▸ WORK TO BE COMPLETED:
Find the word "Array" in the records below. List each line containing it.

[Begin DATA FOR THIS EXERCISE]

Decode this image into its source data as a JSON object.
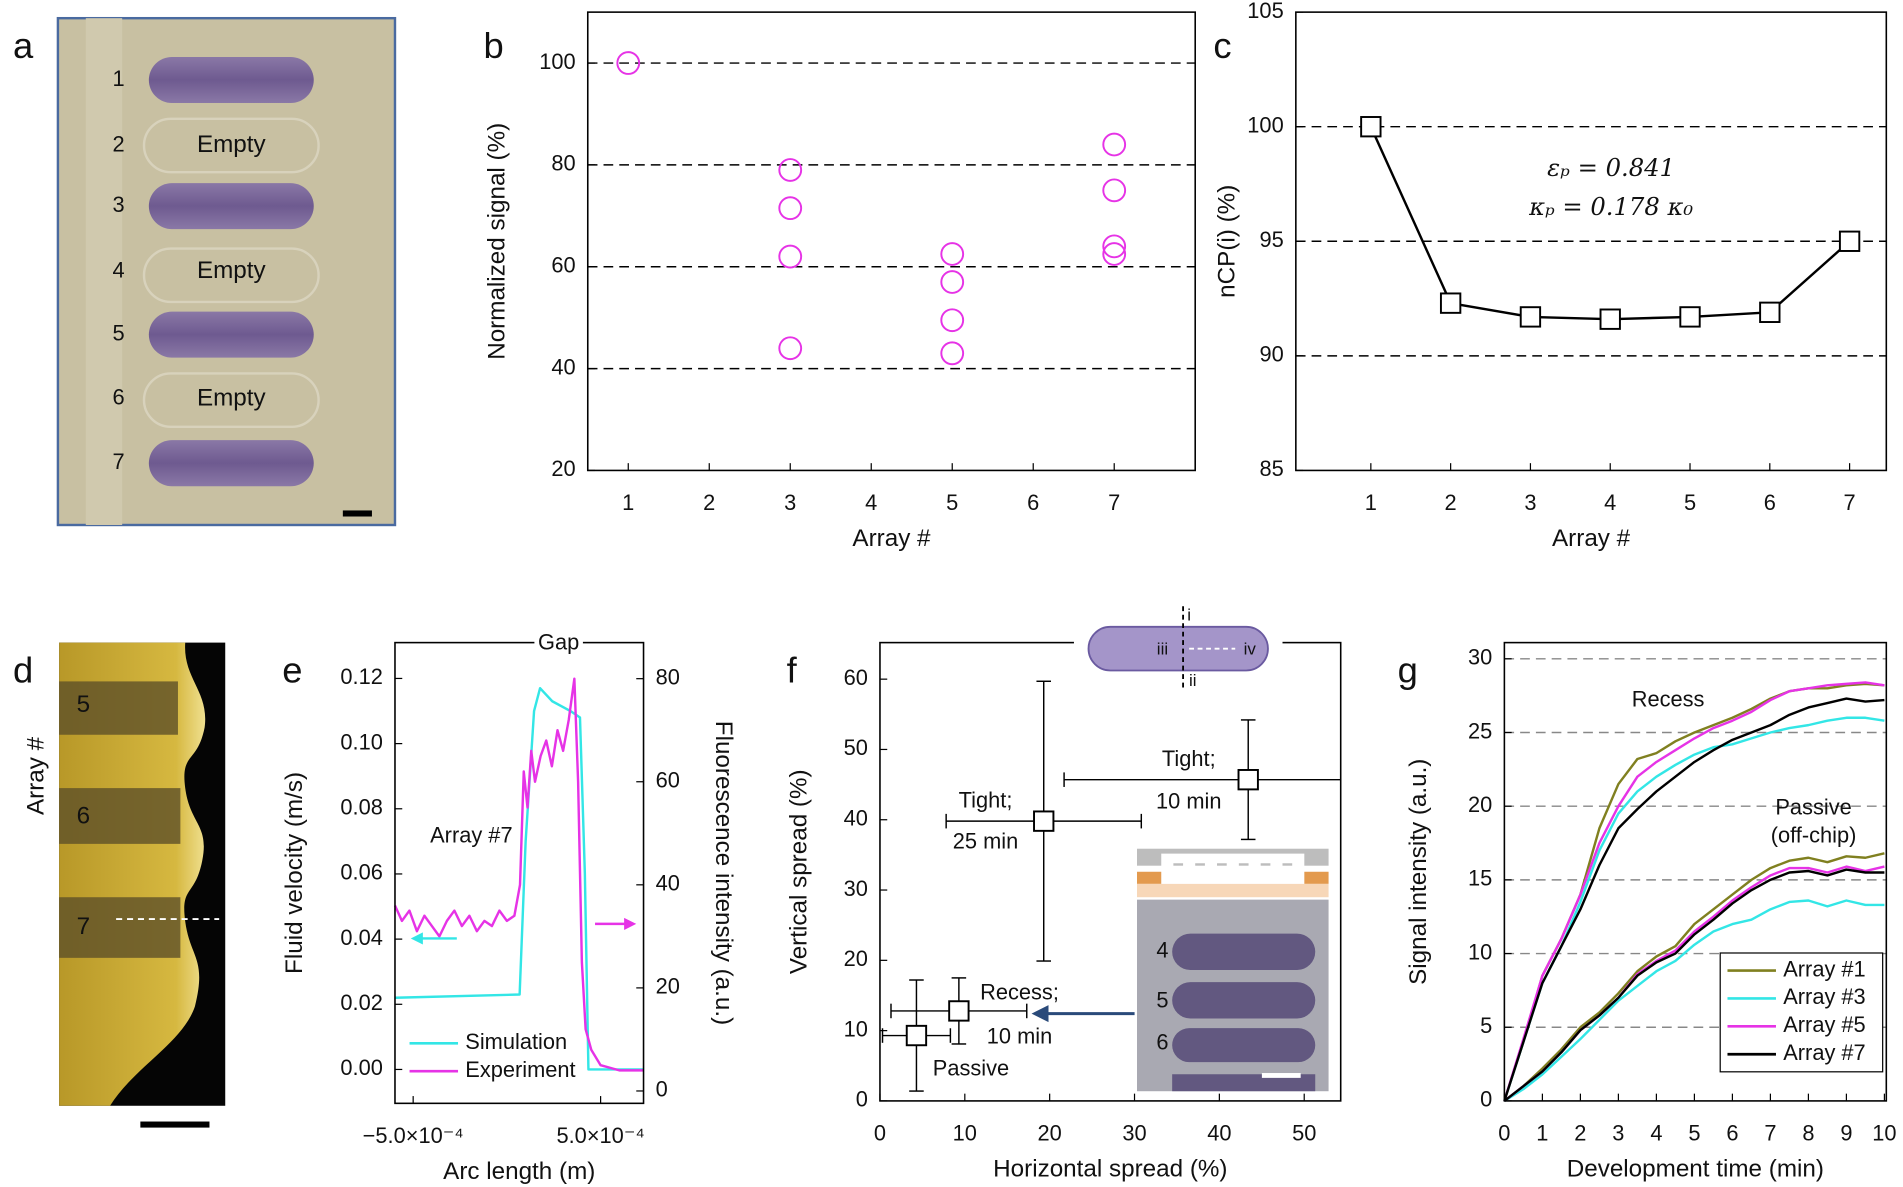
{
  "panel_labels": [
    "a",
    "b",
    "c",
    "d",
    "e",
    "f",
    "g"
  ],
  "panel_a": {
    "rows": [
      "1",
      "2",
      "3",
      "4",
      "5",
      "6",
      "7"
    ],
    "empty": [
      "Empty",
      "Empty",
      "Empty"
    ]
  },
  "panel_d": {
    "axis_label": "Array #",
    "numbers": [
      "5",
      "6",
      "7"
    ]
  },
  "chart_data": [
    {
      "type": "scatter",
      "marker": "circle",
      "color": "#e633e6",
      "x": [
        1,
        3,
        3,
        3,
        3,
        5,
        5,
        5,
        5,
        7,
        7,
        7,
        7
      ],
      "values": [
        100,
        79,
        71.5,
        62,
        44,
        62.5,
        57,
        49.5,
        43,
        84,
        75,
        64,
        62.5
      ],
      "xlim": [
        0.5,
        8
      ],
      "xticks": [
        1,
        2,
        3,
        4,
        5,
        6,
        7
      ],
      "ylim": [
        20,
        110
      ],
      "yticks": [
        20,
        40,
        60,
        80,
        100
      ],
      "grid": true,
      "grid_color": "#000000",
      "xlabel": "Array #",
      "ylabel": "Normalized signal (%)"
    },
    {
      "type": "line",
      "marker": "square",
      "color": "#000000",
      "x": [
        1,
        2,
        3,
        4,
        5,
        6,
        7
      ],
      "values": [
        100,
        92.3,
        91.7,
        91.6,
        91.7,
        91.9,
        95
      ],
      "xlim": [
        0.06,
        7.46
      ],
      "xticks": [
        1,
        2,
        3,
        4,
        5,
        6,
        7
      ],
      "ylim": [
        85,
        105
      ],
      "yticks": [
        85,
        90,
        95,
        100,
        105
      ],
      "grid": true,
      "grid_color": "#000000",
      "xlabel": "Array #",
      "ylabel": "nCP(i) (%)",
      "annotations": [
        "εₚ = 0.841",
        "κₚ = 0.178 κ₀"
      ]
    },
    {
      "type": "line",
      "series": [
        {
          "name": "Simulation",
          "color": "#33e6e6",
          "x": [
            -0.000597,
            6.8e-05,
            0.0001,
            0.000145,
            0.000177,
            0.000242,
            0.000339,
            0.00039,
            0.000416,
            0.000435,
            0.000726
          ],
          "values": [
            0.022,
            0.023,
            0.07,
            0.11,
            0.117,
            0.113,
            0.11,
            0.108,
            0.06,
            0,
            0
          ]
        },
        {
          "name": "Experiment",
          "color": "#e633e6",
          "axis": "y2",
          "x": [
            -0.000597,
            -0.00056,
            -0.00052,
            -0.00048,
            -0.00044,
            -0.0004,
            -0.00036,
            -0.00032,
            -0.00028,
            -0.00024,
            -0.0002,
            -0.00016,
            -0.00012,
            -8e-05,
            -4e-05,
            0,
            4e-05,
            7e-05,
            9e-05,
            0.00011,
            0.00013,
            0.00015,
            0.00018,
            0.00021,
            0.00024,
            0.00027,
            0.0003,
            0.00033,
            0.00036,
            0.00038,
            0.0004,
            0.00042,
            0.00045,
            0.0005,
            0.0006,
            0.000726
          ],
          "values": [
            36,
            33,
            35,
            31,
            34,
            32,
            30,
            33,
            35,
            32,
            34,
            31,
            33,
            32,
            35,
            33,
            34,
            40,
            62,
            55,
            66,
            60,
            65,
            68,
            63,
            70,
            66,
            72,
            80,
            60,
            25,
            12,
            8,
            5,
            4,
            4
          ]
        }
      ],
      "xlim": [
        -0.000597,
        0.000729
      ],
      "xticks": [
        {
          "value": -0.0005,
          "label": "−5.0×10⁻⁴"
        },
        {
          "value": 0.0005,
          "label": "5.0×10⁻⁴"
        }
      ],
      "ylim": [
        -0.0104,
        0.131
      ],
      "yticks": [
        {
          "value": 0,
          "label": "0.00"
        },
        {
          "value": 0.02,
          "label": "0.02"
        },
        {
          "value": 0.04,
          "label": "0.04"
        },
        {
          "value": 0.06,
          "label": "0.06"
        },
        {
          "value": 0.08,
          "label": "0.08"
        },
        {
          "value": 0.1,
          "label": "0.10"
        },
        {
          "value": 0.12,
          "label": "0.12"
        }
      ],
      "y2lim": [
        -2.4,
        87
      ],
      "y2ticks": [
        0,
        20,
        40,
        60,
        80
      ],
      "grid": false,
      "legend": "lower left",
      "legend_frame": false,
      "xlabel": "Arc length (m)",
      "ylabel": "Fluid velocity (m/s)",
      "y2label": "Fluorescence intensity (a.u.)",
      "annotations": [
        "Gap",
        "Array #7"
      ]
    },
    {
      "type": "scatter",
      "marker": "square",
      "color": "#000000",
      "x": [
        4.3,
        9.3,
        19.3,
        43.4
      ],
      "values": [
        9.3,
        12.8,
        39.8,
        45.7
      ],
      "xerr": [
        4,
        8,
        11.5,
        21.7
      ],
      "yerr": [
        7.9,
        4.7,
        19.9,
        8.5
      ],
      "point_labels": [
        [
          "Passive"
        ],
        [
          "Recess;",
          "10 min"
        ],
        [
          "Tight;",
          "25 min"
        ],
        [
          "Tight;",
          "10 min"
        ]
      ],
      "xlim": [
        0,
        54.3
      ],
      "xticks": [
        0,
        10,
        20,
        30,
        40,
        50
      ],
      "ylim": [
        0,
        65.2
      ],
      "yticks": [
        0,
        10,
        20,
        30,
        40,
        50,
        60
      ],
      "grid": false,
      "xlabel": "Horizontal spread (%)",
      "ylabel": "Vertical spread (%)",
      "inset_labels": [
        "i",
        "ii",
        "iii",
        "iv"
      ],
      "micrograph_labels": [
        "4",
        "5",
        "6"
      ]
    },
    {
      "type": "line",
      "x": [
        0,
        0.5,
        1,
        1.5,
        2,
        2.5,
        3,
        3.5,
        4,
        4.5,
        5,
        5.5,
        6,
        6.5,
        7,
        7.5,
        8,
        8.5,
        9,
        9.5,
        10
      ],
      "series": [
        {
          "name": "Array #1",
          "color": "#808020",
          "values": [
            0,
            4,
            8.5,
            11,
            14,
            18.5,
            21.5,
            23.2,
            23.6,
            24.4,
            25,
            25.5,
            26,
            26.6,
            27.3,
            27.8,
            28,
            28,
            28.2,
            28.3,
            28.2
          ],
          "values_passive": [
            0,
            1,
            2.2,
            3.5,
            5,
            6,
            7.3,
            8.8,
            9.8,
            10.5,
            12,
            13,
            14,
            15,
            15.8,
            16.3,
            16.5,
            16.2,
            16.6,
            16.5,
            16.8
          ]
        },
        {
          "name": "Array #3",
          "color": "#33e6e6",
          "values": [
            0,
            4,
            8,
            10.5,
            13.5,
            17,
            19.5,
            21,
            22,
            22.8,
            23.5,
            24,
            24.2,
            24.6,
            25,
            25.3,
            25.5,
            25.8,
            26,
            26,
            25.8
          ],
          "values_passive": [
            0,
            0.8,
            1.8,
            3,
            4.2,
            5.5,
            6.8,
            7.8,
            8.8,
            9.5,
            10.6,
            11.5,
            12,
            12.3,
            13,
            13.5,
            13.6,
            13.2,
            13.6,
            13.3,
            13.3
          ]
        },
        {
          "name": "Array #5",
          "color": "#e633e6",
          "values": [
            0,
            4.2,
            8.5,
            11,
            14,
            17.5,
            20,
            22,
            23,
            23.8,
            24.6,
            25.3,
            25.8,
            26.4,
            27.2,
            27.8,
            28,
            28.2,
            28.3,
            28.4,
            28.2
          ],
          "values_passive": [
            0,
            1,
            2,
            3.3,
            4.8,
            5.8,
            7,
            8.6,
            9.5,
            10.2,
            11.5,
            12.5,
            13.6,
            14.5,
            15.3,
            15.8,
            15.8,
            15.5,
            15.9,
            15.6,
            15.9
          ]
        },
        {
          "name": "Array #7",
          "color": "#000000",
          "values": [
            0,
            4,
            8,
            10.5,
            13,
            16,
            18.5,
            19.8,
            21,
            22,
            23,
            23.8,
            24.5,
            25,
            25.5,
            26.2,
            26.7,
            27,
            27.3,
            27.1,
            27.2
          ],
          "values_passive": [
            0,
            1,
            2,
            3.3,
            4.8,
            5.8,
            7,
            8.5,
            9.4,
            10,
            11.3,
            12.3,
            13.4,
            14.3,
            15,
            15.5,
            15.6,
            15.3,
            15.7,
            15.5,
            15.5
          ]
        }
      ],
      "xlim": [
        0,
        10.05
      ],
      "xticks": [
        0,
        1,
        2,
        3,
        4,
        5,
        6,
        7,
        8,
        9,
        10
      ],
      "ylim": [
        0,
        31.1
      ],
      "yticks": [
        0,
        5,
        10,
        15,
        20,
        25,
        30
      ],
      "grid": true,
      "grid_color": "#888888",
      "legend": "lower right",
      "legend_frame": true,
      "xlabel": "Development time (min)",
      "ylabel": "Signal intensity (a.u.)",
      "annotations": [
        "Recess",
        "Passive",
        "(off-chip)"
      ]
    }
  ]
}
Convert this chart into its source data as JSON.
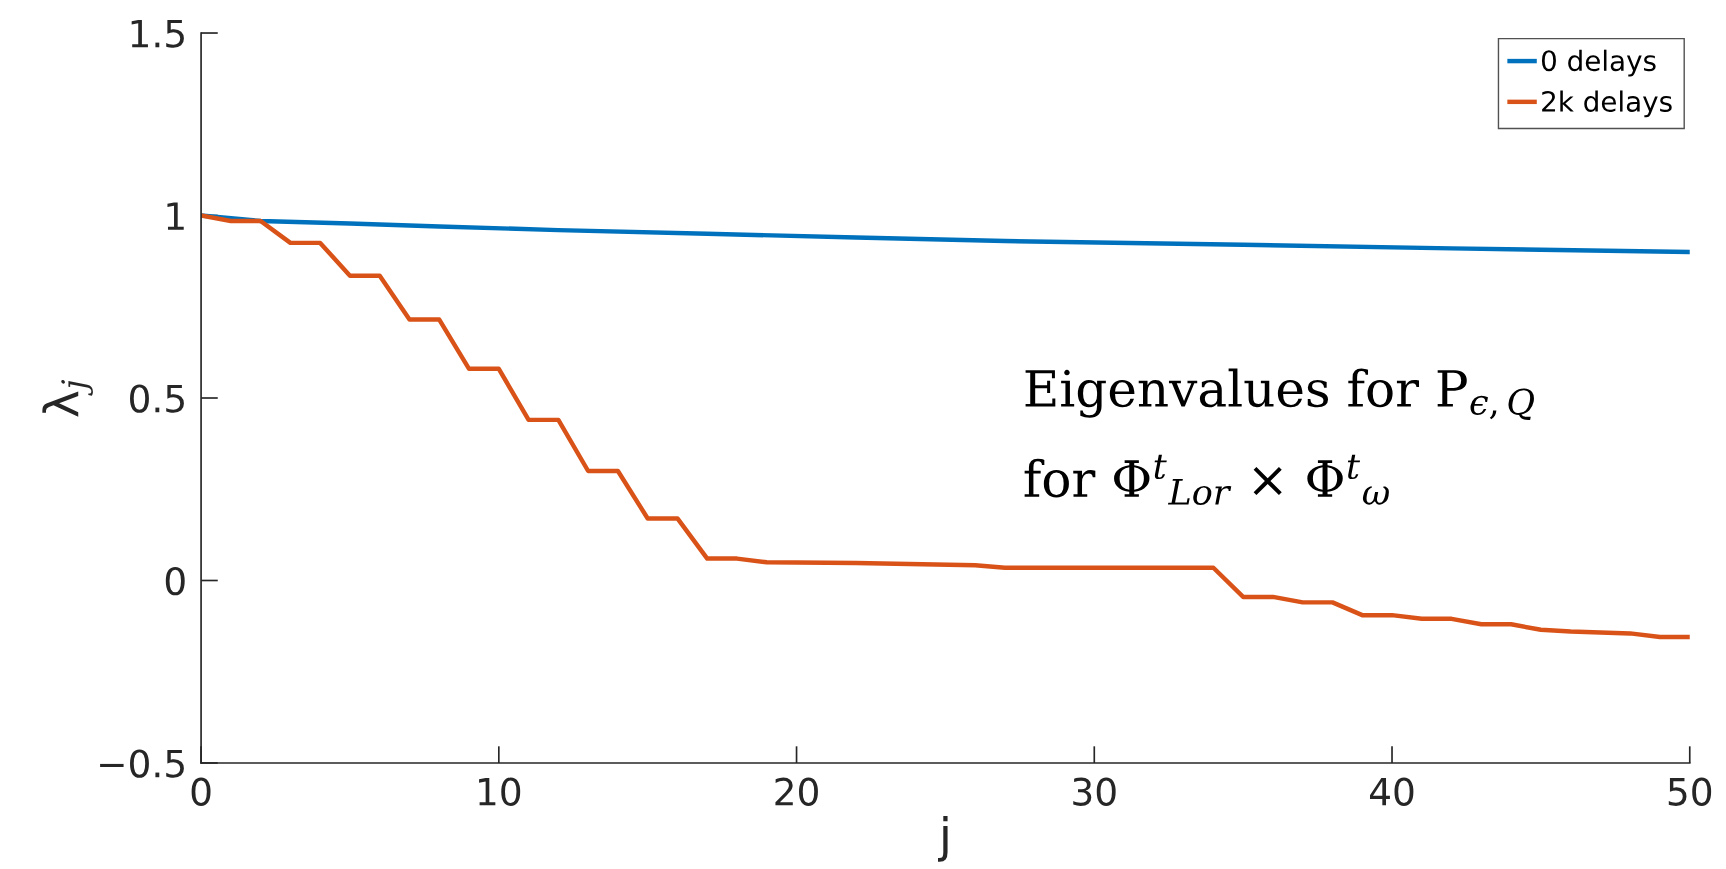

[End DATA FOR THIS EXERCISE]

▸ COMPLETE RESPONSE:
    "axis_label": "Array #",
      "xlabel": "Array #",
      "xlabel": "Array #",
        "Array #7"
          "name": "Array #1",
          "name": "Array #3",
          "name": "Array #5",
          "name": "Array #7",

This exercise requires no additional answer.